_TASK DIRECTIONS_: Your output should match the listing below word for word, without any images.

_DATA EXTRACT_:
• • • • • • •
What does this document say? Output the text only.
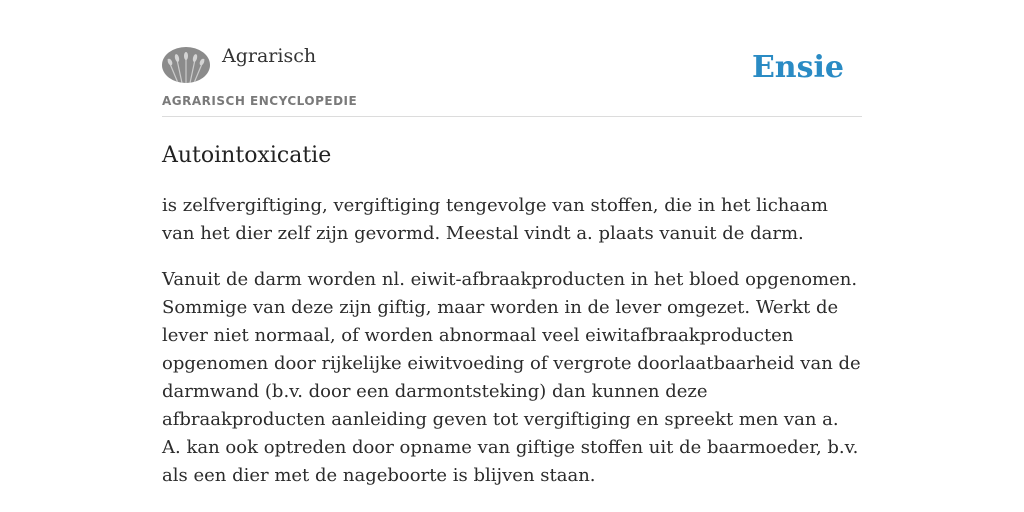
Agrarisch
AGRARISCH ENCYCLOPEDIE
Ensie
Autointoxicatie

is zelfvergiftiging, vergiftiging tengevolge van stoffen, die in het lichaam van het dier zelf zijn gevormd. Meestal vindt a. plaats vanuit de darm.

Vanuit de darm worden nl. eiwit-afbraakproducten in het bloed opgenomen. Sommige van deze zijn giftig, maar worden in de lever omgezet. Werkt de lever niet normaal, of worden abnormaal veel eiwitafbraakproducten opgenomen door rijkelijke eiwitvoeding of vergrote doorlaatbaarheid van de darmwand (b.v. door een darmontsteking) dan kunnen deze afbraakproducten aanleiding geven tot vergiftiging en spreekt men van a. A. kan ook optreden door opname van giftige stoffen uit de baarmoeder, b.v. als een dier met de nageboorte is blijven staan.
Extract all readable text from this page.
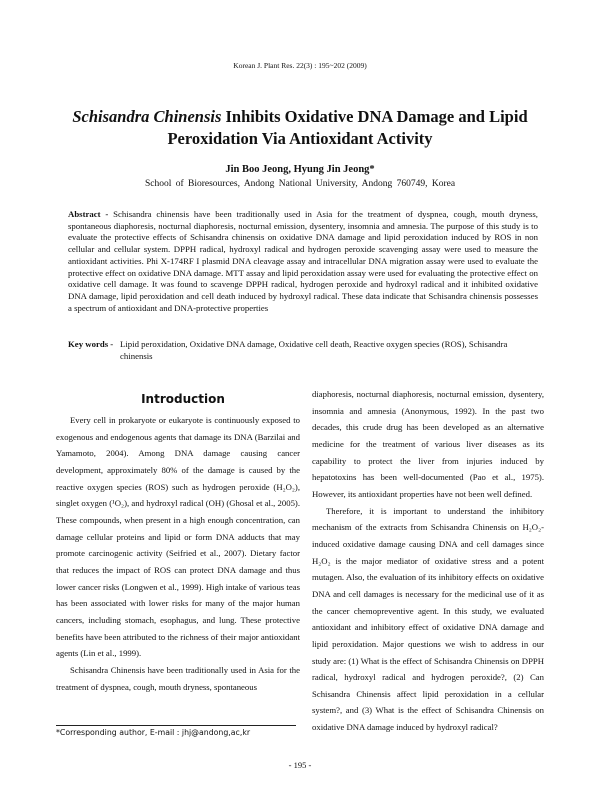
Korean J. Plant Res. 22(3) : 195~202 (2009)
Schisandra Chinensis Inhibits Oxidative DNA Damage and Lipid Peroxidation Via Antioxidant Activity
Jin Boo Jeong, Hyung Jin Jeong*
School of Bioresources, Andong National University, Andong 760749, Korea
Abstract - Schisandra chinensis have been traditionally used in Asia for the treatment of dyspnea, cough, mouth dryness, spontaneous diaphoresis, nocturnal diaphoresis, nocturnal emission, dysentery, insomnia and amnesia. The purpose of this study is to evaluate the protective effects of Schisandra chinensis on oxidative DNA damage and lipid peroxidation induced by ROS in non cellular and cellular system. DPPH radical, hydroxyl radical and hydrogen peroxide scavenging assay were used to measure the antioxidant activities. Phi X-174RF I plasmid DNA cleavage assay and intracellular DNA migration assay were used to evaluate the protective effect on oxidative DNA damage. MTT assay and lipid peroxidation assay were used for evaluating the protective effect on oxidative cell damage. It was found to scavenge DPPH radical, hydrogen peroxide and hydroxyl radical and it inhibited oxidative DNA damage, lipid peroxidation and cell death induced by hydroxyl radical. These data indicate that Schisandra chinensis possesses a spectrum of antioxidant and DNA-protective properties
Key words - Lipid peroxidation, Oxidative DNA damage, Oxidative cell death, Reactive oxygen species (ROS), Schisandra chinensis
Introduction

Every cell in prokaryote or eukaryote is continuously exposed to exogenous and endogenous agents that damage its DNA (Barzilai and Yamamoto, 2004). Among DNA damage causing cancer development, approximately 80% of the damage is caused by the reactive oxygen species (ROS) such as hydrogen peroxide (H₂O₂), singlet oxygen (¹O₂), and hydroxyl radical (OH) (Ghosal et al., 2005). These compounds, when present in a high enough concentration, can damage cellular proteins and lipid or form DNA adducts that may promote carcinogenic activity (Seifried et al., 2007). Dietary factor that reduces the impact of ROS can protect DNA damage and thus lower cancer risks (Longwen et al., 1999). High intake of various teas has been associated with lower risks for many of the major human cancers, including stomach, esophagus, and lung. These protective benefits have been attributed to the richness of their major antioxidant agents (Lin et al., 1999).

Schisandra Chinensis have been traditionally used in Asia for the treatment of dyspnea, cough, mouth dryness, spontaneous

diaphoresis, nocturnal diaphoresis, nocturnal emission, dysentery, insomnia and amnesia (Anonymous, 1992). In the past two decades, this crude drug has been developed as an alternative medicine for the treatment of various liver diseases as its capability to protect the liver from injuries induced by hepatotoxins has been well-documented (Pao et al., 1975). However, its antioxidant properties have not been well defined.

Therefore, it is important to understand the inhibitory mechanism of the extracts from Schisandra Chinensis on H₂O₂-induced oxidative damage causing DNA and cell damages since H₂O₂ is the major mediator of oxidative stress and a potent mutagen. Also, the evaluation of its inhibitory effects on oxidative DNA and cell damages is necessary for the medicinal use of it as the cancer chemopreventive agent. In this study, we evaluated antioxidant and inhibitory effect of oxidative DNA damage and lipid peroxidation. Major questions we wish to address in our study are: (1) What is the effect of Schisandra Chinensis on DPPH radical, hydroxyl radical and hydrogen peroxide?, (2) Can Schisandra Chinensis affect lipid peroxidation in a cellular system?, and (3) What is the effect of Schisandra Chinensis on oxidative DNA damage induced by hydroxyl radical?

*Corresponding author, E-mail : jhj@andong,ac,kr
- 195 -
• • • • • • •
_EXERCISE OUTPUT_:
What does this document say? Output the text only.
Agrarisch
AGRARISCH ENCYCLOPEDIE
Ensie
Autointoxicatie

is zelfvergiftiging, vergiftiging tengevolge van stoffen, die in het lichaam van het dier zelf zijn gevormd. Meestal vindt a. plaats vanuit de darm.

Vanuit de darm worden nl. eiwit-afbraakproducten in het bloed opgenomen. Sommige van deze zijn giftig, maar worden in de lever omgezet. Werkt de lever niet normaal, of worden abnormaal veel eiwitafbraakproducten opgenomen door rijkelijke eiwitvoeding of vergrote doorlaatbaarheid van de darmwand (b.v. door een darmontsteking) dan kunnen deze afbraakproducten aanleiding geven tot vergiftiging en spreekt men van a. A. kan ook optreden door opname van giftige stoffen uit de baarmoeder, b.v. als een dier met de nageboorte is blijven staan.
Extract all readable text from this page.
Korean J. Plant Res. 22(3) : 195~202 (2009)
Schisandra Chinensis Inhibits Oxidative DNA Damage and Lipid Peroxidation Via Antioxidant Activity
Jin Boo Jeong, Hyung Jin Jeong*
School of Bioresources, Andong National University, Andong 760749, Korea
Abstract - Schisandra chinensis have been traditionally used in Asia for the treatment of dyspnea, cough, mouth dryness, spontaneous diaphoresis, nocturnal diaphoresis, nocturnal emission, dysentery, insomnia and amnesia. The purpose of this study is to evaluate the protective effects of Schisandra chinensis on oxidative DNA damage and lipid peroxidation induced by ROS in non cellular and cellular system. DPPH radical, hydroxyl radical and hydrogen peroxide scavenging assay were used to measure the antioxidant activities. Phi X-174RF I plasmid DNA cleavage assay and intracellular DNA migration assay were used to evaluate the protective effect on oxidative DNA damage. MTT assay and lipid peroxidation assay were used for evaluating the protective effect on oxidative cell damage. It was found to scavenge DPPH radical, hydrogen peroxide and hydroxyl radical and it inhibited oxidative DNA damage, lipid peroxidation and cell death induced by hydroxyl radical. These data indicate that Schisandra chinensis possesses a spectrum of antioxidant and DNA-protective properties
Key words - Lipid peroxidation, Oxidative DNA damage, Oxidative cell death, Reactive oxygen species (ROS), Schisandra chinensis
Introduction

Every cell in prokaryote or eukaryote is continuously exposed to exogenous and endogenous agents that damage its DNA (Barzilai and Yamamoto, 2004). Among DNA damage causing cancer development, approximately 80% of the damage is caused by the reactive oxygen species (ROS) such as hydrogen peroxide (H₂O₂), singlet oxygen (¹O₂), and hydroxyl radical (OH) (Ghosal et al., 2005). These compounds, when present in a high enough concentration, can damage cellular proteins and lipid or form DNA adducts that may promote carcinogenic activity (Seifried et al., 2007). Dietary factor that reduces the impact of ROS can protect DNA damage and thus lower cancer risks (Longwen et al., 1999). High intake of various teas has been associated with lower risks for many of the major human cancers, including stomach, esophagus, and lung. These protective benefits have been attributed to the richness of their major antioxidant agents (Lin et al., 1999).

Schisandra Chinensis have been traditionally used in Asia for the treatment of dyspnea, cough, mouth dryness, spontaneous

diaphoresis, nocturnal diaphoresis, nocturnal emission, dysentery, insomnia and amnesia (Anonymous, 1992). In the past two decades, this crude drug has been developed as an alternative medicine for the treatment of various liver diseases as its capability to protect the liver from injuries induced by hepatotoxins has been well-documented (Pao et al., 1975). However, its antioxidant properties have not been well defined.

Therefore, it is important to understand the inhibitory mechanism of the extracts from Schisandra Chinensis on H₂O₂-induced oxidative damage causing DNA and cell damages since H₂O₂ is the major mediator of oxidative stress and a potent mutagen. Also, the evaluation of its inhibitory effects on oxidative DNA and cell damages is necessary for the medicinal use of it as the cancer chemopreventive agent. In this study, we evaluated antioxidant and inhibitory effect of oxidative DNA damage and lipid peroxidation. Major questions we wish to address in our study are: (1) What is the effect of Schisandra Chinensis on DPPH radical, hydroxyl radical and hydrogen peroxide?, (2) Can Schisandra Chinensis affect lipid peroxidation in a cellular system?, and (3) What is the effect of Schisandra Chinensis on oxidative DNA damage induced by hydroxyl radical?

*Corresponding author, E-mail : jhj@andong,ac,kr
- 195 -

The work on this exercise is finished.